[Exercise]
Your task is to write out the complete listing exactly as it is shown.
— Start Information supplied —
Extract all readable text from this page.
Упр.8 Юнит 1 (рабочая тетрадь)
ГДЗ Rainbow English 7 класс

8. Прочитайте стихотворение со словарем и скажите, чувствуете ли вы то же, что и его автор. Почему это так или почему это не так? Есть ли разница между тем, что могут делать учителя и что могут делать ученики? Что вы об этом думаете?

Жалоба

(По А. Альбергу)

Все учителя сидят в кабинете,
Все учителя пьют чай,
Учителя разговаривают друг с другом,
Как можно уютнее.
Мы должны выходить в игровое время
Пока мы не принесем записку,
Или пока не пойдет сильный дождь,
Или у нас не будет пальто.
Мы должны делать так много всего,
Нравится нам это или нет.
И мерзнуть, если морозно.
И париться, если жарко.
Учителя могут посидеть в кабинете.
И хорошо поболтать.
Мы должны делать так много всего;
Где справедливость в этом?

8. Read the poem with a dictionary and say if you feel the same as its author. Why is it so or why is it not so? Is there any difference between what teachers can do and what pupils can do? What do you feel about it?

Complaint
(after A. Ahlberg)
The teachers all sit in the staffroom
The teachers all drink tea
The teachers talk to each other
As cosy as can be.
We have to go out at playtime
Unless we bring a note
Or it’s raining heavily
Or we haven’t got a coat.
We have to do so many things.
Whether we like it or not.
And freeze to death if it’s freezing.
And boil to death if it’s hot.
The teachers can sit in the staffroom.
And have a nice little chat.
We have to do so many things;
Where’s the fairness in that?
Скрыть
— End Information supplied —
[Answer below]
Extract all readable text from this page.
Упр.8 Юнит 1 (рабочая тетрадь)
ГДЗ Rainbow English 7 класс

8. Прочитайте стихотворение со словарем и скажите, чувствуете ли вы то же, что и его автор. Почему это так или почему это не так? Есть ли разница между тем, что могут делать учителя и что могут делать ученики? Что вы об этом думаете?

Жалоба

(По А. Альбергу)

Все учителя сидят в кабинете,
Все учителя пьют чай,
Учителя разговаривают друг с другом,
Как можно уютнее.
Мы должны выходить в игровое время
Пока мы не принесем записку,
Или пока не пойдет сильный дождь,
Или у нас не будет пальто.
Мы должны делать так много всего,
Нравится нам это или нет.
И мерзнуть, если морозно.
И париться, если жарко.
Учителя могут посидеть в кабинете.
И хорошо поболтать.
Мы должны делать так много всего;
Где справедливость в этом?

8. Read the poem with a dictionary and say if you feel the same as its author. Why is it so or why is it not so? Is there any difference between what teachers can do and what pupils can do? What do you feel about it?

Complaint
(after A. Ahlberg)
The teachers all sit in the staffroom
The teachers all drink tea
The teachers talk to each other
As cosy as can be.
We have to go out at playtime
Unless we bring a note
Or it’s raining heavily
Or we haven’t got a coat.
We have to do so many things.
Whether we like it or not.
And freeze to death if it’s freezing.
And boil to death if it’s hot.
The teachers can sit in the staffroom.
And have a nice little chat.
We have to do so many things;
Where’s the fairness in that?
Скрыть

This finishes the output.